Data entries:
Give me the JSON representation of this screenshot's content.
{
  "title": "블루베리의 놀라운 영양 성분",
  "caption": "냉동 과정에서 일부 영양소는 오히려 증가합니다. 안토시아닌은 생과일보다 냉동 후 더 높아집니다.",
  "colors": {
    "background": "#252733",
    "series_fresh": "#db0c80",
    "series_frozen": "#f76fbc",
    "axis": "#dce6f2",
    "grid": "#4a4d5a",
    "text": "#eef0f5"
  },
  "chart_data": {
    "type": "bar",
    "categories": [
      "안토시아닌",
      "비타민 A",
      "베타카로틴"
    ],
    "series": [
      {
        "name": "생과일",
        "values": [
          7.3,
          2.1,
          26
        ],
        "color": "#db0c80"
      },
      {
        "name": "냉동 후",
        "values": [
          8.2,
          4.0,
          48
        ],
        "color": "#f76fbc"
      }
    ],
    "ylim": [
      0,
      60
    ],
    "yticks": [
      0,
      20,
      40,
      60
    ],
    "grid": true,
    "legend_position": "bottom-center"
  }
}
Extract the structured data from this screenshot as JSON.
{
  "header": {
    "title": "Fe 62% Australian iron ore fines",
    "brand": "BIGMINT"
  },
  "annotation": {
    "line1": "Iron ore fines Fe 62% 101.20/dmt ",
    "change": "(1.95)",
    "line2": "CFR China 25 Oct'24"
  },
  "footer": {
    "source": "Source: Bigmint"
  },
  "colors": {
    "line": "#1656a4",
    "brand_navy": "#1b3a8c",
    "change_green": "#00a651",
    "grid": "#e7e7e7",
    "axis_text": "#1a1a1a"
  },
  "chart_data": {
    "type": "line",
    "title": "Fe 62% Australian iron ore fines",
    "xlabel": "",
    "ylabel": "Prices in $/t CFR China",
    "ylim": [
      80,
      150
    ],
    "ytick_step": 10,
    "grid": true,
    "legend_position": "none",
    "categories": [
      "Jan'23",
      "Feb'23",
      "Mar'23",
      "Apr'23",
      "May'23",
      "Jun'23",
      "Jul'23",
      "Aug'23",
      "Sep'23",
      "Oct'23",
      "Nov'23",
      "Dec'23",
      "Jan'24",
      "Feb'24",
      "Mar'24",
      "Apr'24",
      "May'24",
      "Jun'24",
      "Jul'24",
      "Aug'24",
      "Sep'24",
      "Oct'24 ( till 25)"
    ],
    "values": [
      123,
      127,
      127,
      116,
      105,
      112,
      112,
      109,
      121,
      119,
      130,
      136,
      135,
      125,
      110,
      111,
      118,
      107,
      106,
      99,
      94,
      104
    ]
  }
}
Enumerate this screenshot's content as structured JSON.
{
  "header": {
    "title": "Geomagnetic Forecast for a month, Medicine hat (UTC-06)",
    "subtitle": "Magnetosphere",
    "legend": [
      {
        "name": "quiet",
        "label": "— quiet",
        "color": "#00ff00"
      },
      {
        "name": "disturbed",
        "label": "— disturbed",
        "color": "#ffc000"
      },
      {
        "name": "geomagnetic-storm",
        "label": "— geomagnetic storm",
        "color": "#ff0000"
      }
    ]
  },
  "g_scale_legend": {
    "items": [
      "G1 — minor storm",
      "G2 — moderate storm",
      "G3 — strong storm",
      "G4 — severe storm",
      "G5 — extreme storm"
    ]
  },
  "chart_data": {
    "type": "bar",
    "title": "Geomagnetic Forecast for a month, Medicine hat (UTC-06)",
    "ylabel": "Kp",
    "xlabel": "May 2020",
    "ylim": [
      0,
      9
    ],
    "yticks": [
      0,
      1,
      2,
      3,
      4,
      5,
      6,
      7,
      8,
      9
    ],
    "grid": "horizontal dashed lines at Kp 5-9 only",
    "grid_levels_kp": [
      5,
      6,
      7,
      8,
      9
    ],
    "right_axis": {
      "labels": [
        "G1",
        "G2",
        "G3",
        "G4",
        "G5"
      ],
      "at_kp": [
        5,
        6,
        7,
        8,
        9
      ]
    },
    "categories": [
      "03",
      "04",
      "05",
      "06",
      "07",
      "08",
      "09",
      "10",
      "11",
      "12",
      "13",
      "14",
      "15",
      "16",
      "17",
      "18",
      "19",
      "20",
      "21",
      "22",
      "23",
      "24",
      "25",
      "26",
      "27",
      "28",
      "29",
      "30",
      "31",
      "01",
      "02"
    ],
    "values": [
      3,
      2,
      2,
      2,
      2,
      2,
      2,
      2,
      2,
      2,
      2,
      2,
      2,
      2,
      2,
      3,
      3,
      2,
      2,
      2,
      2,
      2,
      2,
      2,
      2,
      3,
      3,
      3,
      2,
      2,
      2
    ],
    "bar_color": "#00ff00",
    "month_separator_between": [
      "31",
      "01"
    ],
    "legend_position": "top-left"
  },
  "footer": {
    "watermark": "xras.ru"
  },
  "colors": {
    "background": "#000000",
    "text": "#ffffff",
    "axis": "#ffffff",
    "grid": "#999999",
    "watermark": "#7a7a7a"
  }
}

● What to do
Nothing should be left out: repeat all of the data exactly.

● Expected output
Give me the JSON representation of this screenshot's content.
{
  "title": "블루베리의 놀라운 영양 성분",
  "caption": "냉동 과정에서 일부 영양소는 오히려 증가합니다. 안토시아닌은 생과일보다 냉동 후 더 높아집니다.",
  "colors": {
    "background": "#252733",
    "series_fresh": "#db0c80",
    "series_frozen": "#f76fbc",
    "axis": "#dce6f2",
    "grid": "#4a4d5a",
    "text": "#eef0f5"
  },
  "chart_data": {
    "type": "bar",
    "categories": [
      "안토시아닌",
      "비타민 A",
      "베타카로틴"
    ],
    "series": [
      {
        "name": "생과일",
        "values": [
          7.3,
          2.1,
          26
        ],
        "color": "#db0c80"
      },
      {
        "name": "냉동 후",
        "values": [
          8.2,
          4.0,
          48
        ],
        "color": "#f76fbc"
      }
    ],
    "ylim": [
      0,
      60
    ],
    "yticks": [
      0,
      20,
      40,
      60
    ],
    "grid": true,
    "legend_position": "bottom-center"
  }
}
Extract the structured data from this screenshot as JSON.
{
  "header": {
    "title": "Fe 62% Australian iron ore fines",
    "brand": "BIGMINT"
  },
  "annotation": {
    "line1": "Iron ore fines Fe 62% 101.20/dmt ",
    "change": "(1.95)",
    "line2": "CFR China 25 Oct'24"
  },
  "footer": {
    "source": "Source: Bigmint"
  },
  "colors": {
    "line": "#1656a4",
    "brand_navy": "#1b3a8c",
    "change_green": "#00a651",
    "grid": "#e7e7e7",
    "axis_text": "#1a1a1a"
  },
  "chart_data": {
    "type": "line",
    "title": "Fe 62% Australian iron ore fines",
    "xlabel": "",
    "ylabel": "Prices in $/t CFR China",
    "ylim": [
      80,
      150
    ],
    "ytick_step": 10,
    "grid": true,
    "legend_position": "none",
    "categories": [
      "Jan'23",
      "Feb'23",
      "Mar'23",
      "Apr'23",
      "May'23",
      "Jun'23",
      "Jul'23",
      "Aug'23",
      "Sep'23",
      "Oct'23",
      "Nov'23",
      "Dec'23",
      "Jan'24",
      "Feb'24",
      "Mar'24",
      "Apr'24",
      "May'24",
      "Jun'24",
      "Jul'24",
      "Aug'24",
      "Sep'24",
      "Oct'24 ( till 25)"
    ],
    "values": [
      123,
      127,
      127,
      116,
      105,
      112,
      112,
      109,
      121,
      119,
      130,
      136,
      135,
      125,
      110,
      111,
      118,
      107,
      106,
      99,
      94,
      104
    ]
  }
}
Enumerate this screenshot's content as structured JSON.
{
  "header": {
    "title": "Geomagnetic Forecast for a month, Medicine hat (UTC-06)",
    "subtitle": "Magnetosphere",
    "legend": [
      {
        "name": "quiet",
        "label": "— quiet",
        "color": "#00ff00"
      },
      {
        "name": "disturbed",
        "label": "— disturbed",
        "color": "#ffc000"
      },
      {
        "name": "geomagnetic-storm",
        "label": "— geomagnetic storm",
        "color": "#ff0000"
      }
    ]
  },
  "g_scale_legend": {
    "items": [
      "G1 — minor storm",
      "G2 — moderate storm",
      "G3 — strong storm",
      "G4 — severe storm",
      "G5 — extreme storm"
    ]
  },
  "chart_data": {
    "type": "bar",
    "title": "Geomagnetic Forecast for a month, Medicine hat (UTC-06)",
    "ylabel": "Kp",
    "xlabel": "May 2020",
    "ylim": [
      0,
      9
    ],
    "yticks": [
      0,
      1,
      2,
      3,
      4,
      5,
      6,
      7,
      8,
      9
    ],
    "grid": "horizontal dashed lines at Kp 5-9 only",
    "grid_levels_kp": [
      5,
      6,
      7,
      8,
      9
    ],
    "right_axis": {
      "labels": [
        "G1",
        "G2",
        "G3",
        "G4",
        "G5"
      ],
      "at_kp": [
        5,
        6,
        7,
        8,
        9
      ]
    },
    "categories": [
      "03",
      "04",
      "05",
      "06",
      "07",
      "08",
      "09",
      "10",
      "11",
      "12",
      "13",
      "14",
      "15",
      "16",
      "17",
      "18",
      "19",
      "20",
      "21",
      "22",
      "23",
      "24",
      "25",
      "26",
      "27",
      "28",
      "29",
      "30",
      "31",
      "01",
      "02"
    ],
    "values": [
      3,
      2,
      2,
      2,
      2,
      2,
      2,
      2,
      2,
      2,
      2,
      2,
      2,
      2,
      2,
      3,
      3,
      2,
      2,
      2,
      2,
      2,
      2,
      2,
      2,
      3,
      3,
      3,
      2,
      2,
      2
    ],
    "bar_color": "#00ff00",
    "month_separator_between": [
      "31",
      "01"
    ],
    "legend_position": "top-left"
  },
  "footer": {
    "watermark": "xras.ru"
  },
  "colors": {
    "background": "#000000",
    "text": "#ffffff",
    "axis": "#ffffff",
    "grid": "#999999",
    "watermark": "#7a7a7a"
  }
}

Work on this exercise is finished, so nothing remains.